__What is needed__
Check each line below for "shown" and report how many have it, nothing else.

* * * * * * * * *

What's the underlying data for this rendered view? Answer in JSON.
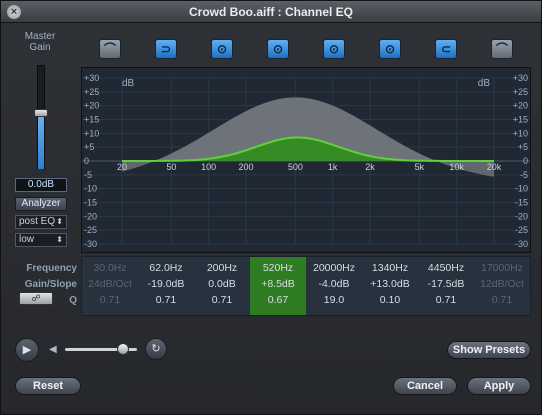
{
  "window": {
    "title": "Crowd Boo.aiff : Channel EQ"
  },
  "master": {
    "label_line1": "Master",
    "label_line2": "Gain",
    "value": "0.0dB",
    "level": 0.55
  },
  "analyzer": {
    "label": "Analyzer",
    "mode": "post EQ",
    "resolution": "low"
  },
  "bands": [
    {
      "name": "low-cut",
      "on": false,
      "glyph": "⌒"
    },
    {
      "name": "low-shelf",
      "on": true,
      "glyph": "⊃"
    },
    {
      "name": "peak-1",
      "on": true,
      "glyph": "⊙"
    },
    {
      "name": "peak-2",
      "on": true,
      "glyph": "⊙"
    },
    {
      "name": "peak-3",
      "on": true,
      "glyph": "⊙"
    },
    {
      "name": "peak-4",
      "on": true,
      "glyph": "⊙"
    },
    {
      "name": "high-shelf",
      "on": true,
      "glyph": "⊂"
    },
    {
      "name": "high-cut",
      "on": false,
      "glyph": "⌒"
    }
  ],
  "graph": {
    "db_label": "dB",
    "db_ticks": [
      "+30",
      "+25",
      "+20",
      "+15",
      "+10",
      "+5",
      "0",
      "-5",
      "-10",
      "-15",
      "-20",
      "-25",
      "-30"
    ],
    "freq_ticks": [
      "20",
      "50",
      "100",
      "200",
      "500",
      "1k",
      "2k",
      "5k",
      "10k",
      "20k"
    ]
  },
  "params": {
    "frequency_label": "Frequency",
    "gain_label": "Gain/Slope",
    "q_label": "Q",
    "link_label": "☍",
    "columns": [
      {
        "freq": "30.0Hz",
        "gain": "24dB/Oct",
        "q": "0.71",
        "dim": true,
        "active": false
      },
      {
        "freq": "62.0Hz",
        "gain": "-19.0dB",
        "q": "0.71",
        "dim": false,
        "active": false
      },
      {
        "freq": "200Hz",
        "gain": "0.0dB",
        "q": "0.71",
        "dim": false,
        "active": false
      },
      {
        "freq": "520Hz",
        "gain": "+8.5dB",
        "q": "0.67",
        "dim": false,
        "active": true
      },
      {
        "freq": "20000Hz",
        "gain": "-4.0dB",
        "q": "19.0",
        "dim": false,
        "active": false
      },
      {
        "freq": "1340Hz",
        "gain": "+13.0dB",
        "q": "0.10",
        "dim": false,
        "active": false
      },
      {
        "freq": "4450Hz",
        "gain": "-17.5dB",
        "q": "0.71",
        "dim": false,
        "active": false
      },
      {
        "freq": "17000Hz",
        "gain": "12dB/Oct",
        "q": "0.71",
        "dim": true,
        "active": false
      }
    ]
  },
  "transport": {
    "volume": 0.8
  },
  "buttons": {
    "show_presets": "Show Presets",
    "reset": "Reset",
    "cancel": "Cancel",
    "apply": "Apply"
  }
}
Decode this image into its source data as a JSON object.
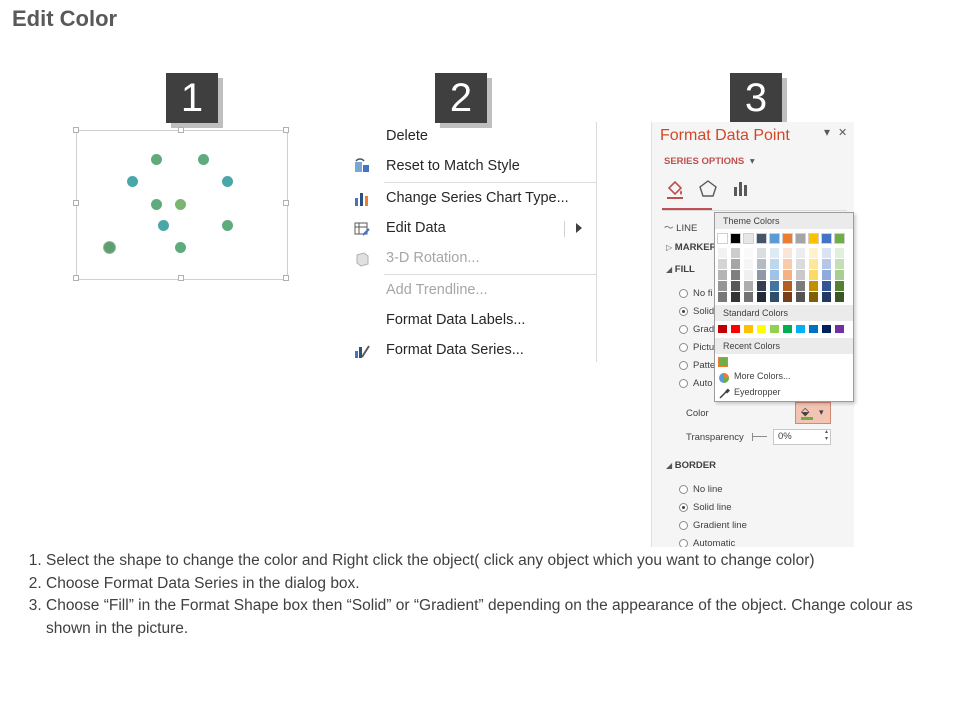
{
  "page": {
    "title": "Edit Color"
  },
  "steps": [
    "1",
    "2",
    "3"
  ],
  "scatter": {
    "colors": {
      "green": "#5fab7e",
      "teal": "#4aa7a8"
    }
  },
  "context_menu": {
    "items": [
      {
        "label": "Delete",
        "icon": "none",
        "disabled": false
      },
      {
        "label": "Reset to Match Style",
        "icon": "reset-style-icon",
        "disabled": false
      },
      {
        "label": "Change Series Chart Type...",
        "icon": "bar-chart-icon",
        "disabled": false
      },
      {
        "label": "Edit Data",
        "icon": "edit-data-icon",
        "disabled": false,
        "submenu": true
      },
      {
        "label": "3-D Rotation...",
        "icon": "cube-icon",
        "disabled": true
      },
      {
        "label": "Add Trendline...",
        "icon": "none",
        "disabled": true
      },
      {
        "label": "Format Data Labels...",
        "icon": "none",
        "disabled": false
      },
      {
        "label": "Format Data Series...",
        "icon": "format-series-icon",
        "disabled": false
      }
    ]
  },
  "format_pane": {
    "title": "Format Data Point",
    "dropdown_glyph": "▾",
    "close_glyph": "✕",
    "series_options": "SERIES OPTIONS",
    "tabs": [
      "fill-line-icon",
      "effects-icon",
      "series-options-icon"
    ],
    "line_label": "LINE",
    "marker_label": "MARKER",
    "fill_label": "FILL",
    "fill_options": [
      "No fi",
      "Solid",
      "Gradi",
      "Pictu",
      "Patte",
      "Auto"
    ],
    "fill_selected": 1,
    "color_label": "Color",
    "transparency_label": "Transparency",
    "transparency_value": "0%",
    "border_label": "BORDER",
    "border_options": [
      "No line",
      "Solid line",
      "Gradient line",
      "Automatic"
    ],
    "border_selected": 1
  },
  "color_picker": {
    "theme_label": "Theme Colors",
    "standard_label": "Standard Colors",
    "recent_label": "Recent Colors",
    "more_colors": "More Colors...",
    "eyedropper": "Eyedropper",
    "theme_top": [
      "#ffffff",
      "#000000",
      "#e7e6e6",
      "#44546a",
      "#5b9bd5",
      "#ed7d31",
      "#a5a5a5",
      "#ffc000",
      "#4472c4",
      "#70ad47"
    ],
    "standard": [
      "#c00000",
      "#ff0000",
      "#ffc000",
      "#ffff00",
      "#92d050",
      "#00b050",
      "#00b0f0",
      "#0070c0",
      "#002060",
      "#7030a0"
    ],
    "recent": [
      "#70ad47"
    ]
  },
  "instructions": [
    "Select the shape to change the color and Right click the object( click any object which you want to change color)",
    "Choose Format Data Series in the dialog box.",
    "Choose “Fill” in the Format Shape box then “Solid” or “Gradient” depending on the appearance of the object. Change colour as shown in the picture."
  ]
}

* * * * * * * * *

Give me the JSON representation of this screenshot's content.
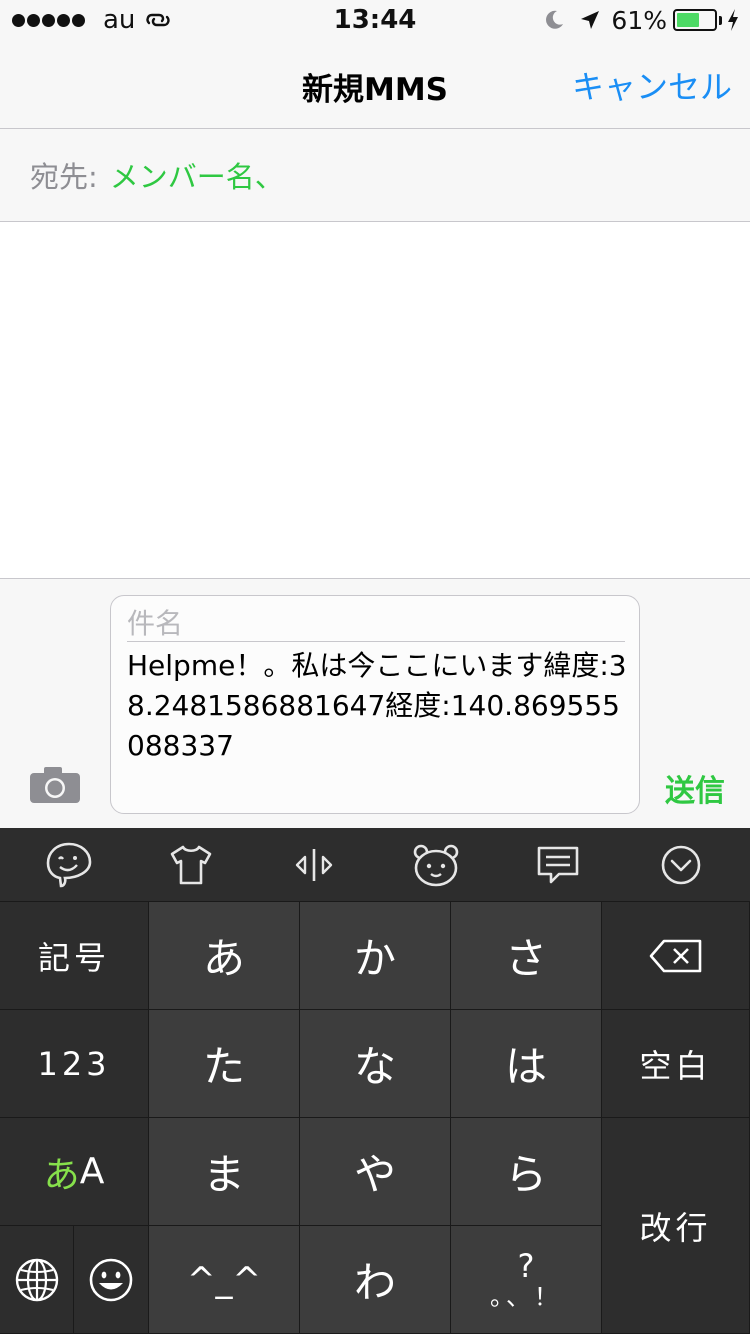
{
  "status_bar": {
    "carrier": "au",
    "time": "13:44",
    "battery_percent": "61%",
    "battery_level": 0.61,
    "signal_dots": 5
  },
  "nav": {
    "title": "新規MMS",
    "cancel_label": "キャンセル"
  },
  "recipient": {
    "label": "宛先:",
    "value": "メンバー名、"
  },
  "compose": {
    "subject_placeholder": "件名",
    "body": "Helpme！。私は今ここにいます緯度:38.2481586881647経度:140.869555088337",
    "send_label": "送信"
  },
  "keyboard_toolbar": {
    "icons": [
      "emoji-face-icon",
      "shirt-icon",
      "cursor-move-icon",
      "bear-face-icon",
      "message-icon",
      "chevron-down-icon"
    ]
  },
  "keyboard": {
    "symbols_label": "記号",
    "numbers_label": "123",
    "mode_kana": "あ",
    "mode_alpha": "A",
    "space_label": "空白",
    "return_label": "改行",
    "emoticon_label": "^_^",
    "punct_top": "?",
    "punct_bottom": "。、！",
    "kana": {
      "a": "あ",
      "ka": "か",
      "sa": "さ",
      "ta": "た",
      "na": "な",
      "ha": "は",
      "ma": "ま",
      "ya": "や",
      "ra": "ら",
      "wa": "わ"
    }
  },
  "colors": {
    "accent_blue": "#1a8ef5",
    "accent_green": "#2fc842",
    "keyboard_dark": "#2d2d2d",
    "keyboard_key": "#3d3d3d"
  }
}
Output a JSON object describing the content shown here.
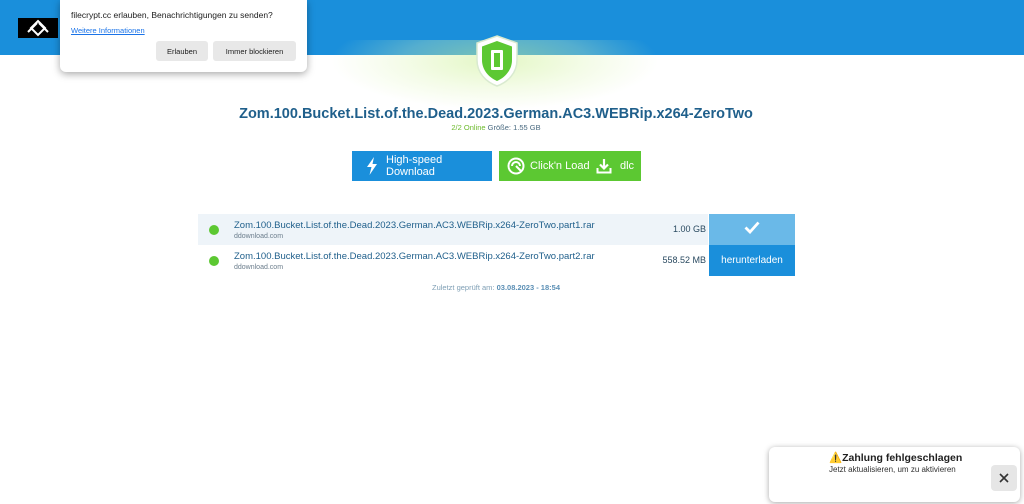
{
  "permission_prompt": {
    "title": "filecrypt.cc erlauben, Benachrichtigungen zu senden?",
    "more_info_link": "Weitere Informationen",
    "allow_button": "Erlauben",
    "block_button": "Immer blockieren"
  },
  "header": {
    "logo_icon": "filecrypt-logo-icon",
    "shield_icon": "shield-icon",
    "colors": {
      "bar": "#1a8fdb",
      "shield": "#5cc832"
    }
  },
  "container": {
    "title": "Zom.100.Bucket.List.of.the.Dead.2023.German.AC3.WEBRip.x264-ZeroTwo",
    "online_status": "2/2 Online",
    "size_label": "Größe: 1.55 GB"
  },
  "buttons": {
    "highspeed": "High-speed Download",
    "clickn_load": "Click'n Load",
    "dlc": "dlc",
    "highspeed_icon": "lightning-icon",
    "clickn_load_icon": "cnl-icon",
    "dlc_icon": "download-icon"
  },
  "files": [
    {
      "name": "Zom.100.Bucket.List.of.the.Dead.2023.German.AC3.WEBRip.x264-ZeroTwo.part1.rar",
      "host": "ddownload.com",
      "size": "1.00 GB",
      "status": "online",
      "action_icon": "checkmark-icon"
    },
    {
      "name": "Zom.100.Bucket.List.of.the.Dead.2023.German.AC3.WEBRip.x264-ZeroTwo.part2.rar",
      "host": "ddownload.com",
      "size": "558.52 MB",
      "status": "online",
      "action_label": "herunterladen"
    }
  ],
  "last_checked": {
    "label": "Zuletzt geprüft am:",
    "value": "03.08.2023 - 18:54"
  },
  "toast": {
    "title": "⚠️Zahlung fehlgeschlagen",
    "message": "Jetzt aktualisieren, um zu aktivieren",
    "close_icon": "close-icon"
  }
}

* * * * * * * * *

__Exercise response__
2